Retype the records word for word, starting with the first line and ending with the line that contains "- legend-label: FINANCIAL", including that line.

-.-.-

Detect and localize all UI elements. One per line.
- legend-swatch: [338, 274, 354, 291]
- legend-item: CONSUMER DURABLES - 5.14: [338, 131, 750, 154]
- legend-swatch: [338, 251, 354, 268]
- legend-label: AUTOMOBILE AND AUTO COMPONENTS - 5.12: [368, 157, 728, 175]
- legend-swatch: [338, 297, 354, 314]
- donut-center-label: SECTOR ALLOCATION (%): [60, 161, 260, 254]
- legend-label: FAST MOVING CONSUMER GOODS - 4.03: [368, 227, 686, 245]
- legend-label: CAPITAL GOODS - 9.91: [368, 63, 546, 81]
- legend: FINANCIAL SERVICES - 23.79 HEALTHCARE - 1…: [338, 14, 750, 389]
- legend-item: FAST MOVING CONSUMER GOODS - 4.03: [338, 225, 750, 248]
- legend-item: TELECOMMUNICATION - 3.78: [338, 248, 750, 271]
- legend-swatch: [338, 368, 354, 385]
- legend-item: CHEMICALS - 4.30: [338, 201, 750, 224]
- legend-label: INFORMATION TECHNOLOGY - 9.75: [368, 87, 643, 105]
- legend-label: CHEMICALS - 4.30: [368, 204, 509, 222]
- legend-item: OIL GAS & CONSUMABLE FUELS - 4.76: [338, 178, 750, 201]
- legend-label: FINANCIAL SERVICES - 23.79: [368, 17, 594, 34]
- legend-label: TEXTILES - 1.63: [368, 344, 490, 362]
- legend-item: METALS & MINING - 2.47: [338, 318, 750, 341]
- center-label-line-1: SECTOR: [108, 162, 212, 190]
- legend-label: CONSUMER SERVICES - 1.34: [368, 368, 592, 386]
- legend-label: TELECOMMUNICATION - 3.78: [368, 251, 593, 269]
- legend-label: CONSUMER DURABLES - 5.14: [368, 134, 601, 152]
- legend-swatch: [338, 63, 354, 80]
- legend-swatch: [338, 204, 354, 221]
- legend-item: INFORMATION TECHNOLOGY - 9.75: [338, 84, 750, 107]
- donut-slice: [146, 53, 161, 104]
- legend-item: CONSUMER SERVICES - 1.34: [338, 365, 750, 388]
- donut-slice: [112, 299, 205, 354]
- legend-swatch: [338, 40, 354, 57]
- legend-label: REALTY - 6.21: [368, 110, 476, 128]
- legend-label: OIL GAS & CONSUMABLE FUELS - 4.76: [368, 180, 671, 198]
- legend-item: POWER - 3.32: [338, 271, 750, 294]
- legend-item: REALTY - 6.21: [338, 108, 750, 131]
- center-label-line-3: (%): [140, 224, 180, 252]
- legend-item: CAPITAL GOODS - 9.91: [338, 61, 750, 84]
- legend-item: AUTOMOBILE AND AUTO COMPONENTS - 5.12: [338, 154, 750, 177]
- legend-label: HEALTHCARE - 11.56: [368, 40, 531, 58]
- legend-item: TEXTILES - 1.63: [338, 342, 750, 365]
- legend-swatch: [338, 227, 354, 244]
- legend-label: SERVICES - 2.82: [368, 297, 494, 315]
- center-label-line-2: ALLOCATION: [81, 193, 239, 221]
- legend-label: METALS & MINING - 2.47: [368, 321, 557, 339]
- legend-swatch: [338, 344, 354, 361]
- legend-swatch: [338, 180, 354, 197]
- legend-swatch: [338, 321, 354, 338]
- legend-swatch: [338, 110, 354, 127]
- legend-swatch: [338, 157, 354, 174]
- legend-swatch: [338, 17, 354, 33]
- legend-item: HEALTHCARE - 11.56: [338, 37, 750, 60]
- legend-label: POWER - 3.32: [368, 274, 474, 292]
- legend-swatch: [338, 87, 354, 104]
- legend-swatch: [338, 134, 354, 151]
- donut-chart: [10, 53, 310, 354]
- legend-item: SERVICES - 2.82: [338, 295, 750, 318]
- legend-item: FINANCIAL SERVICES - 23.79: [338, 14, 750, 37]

-.-.-

Solution |
Detect and localize all UI elements. One per line.
- legend-swatch: [338, 274, 354, 291]
- legend-item: CONSUMER DURABLES - 5.14: [338, 131, 750, 154]
- legend-swatch: [338, 251, 354, 268]
- legend-label: AUTOMOBILE AND AUTO COMPONENTS - 5.12: [368, 157, 728, 175]
- legend-swatch: [338, 297, 354, 314]
- donut-center-label: SECTOR ALLOCATION (%): [60, 161, 260, 254]
- legend-label: FAST MOVING CONSUMER GOODS - 4.03: [368, 227, 686, 245]
- legend-label: CAPITAL GOODS - 9.91: [368, 63, 546, 81]
- legend: FINANCIAL SERVICES - 23.79 HEALTHCARE - 1…: [338, 14, 750, 389]
- legend-item: FAST MOVING CONSUMER GOODS - 4.03: [338, 225, 750, 248]
- legend-item: TELECOMMUNICATION - 3.78: [338, 248, 750, 271]
- legend-swatch: [338, 368, 354, 385]
- legend-item: CHEMICALS - 4.30: [338, 201, 750, 224]
- legend-label: INFORMATION TECHNOLOGY - 9.75: [368, 87, 643, 105]
- legend-label: CHEMICALS - 4.30: [368, 204, 509, 222]
- legend-item: OIL GAS & CONSUMABLE FUELS - 4.76: [338, 178, 750, 201]
- legend-label: FINANCIAL SERVICES - 23.79: [368, 17, 594, 34]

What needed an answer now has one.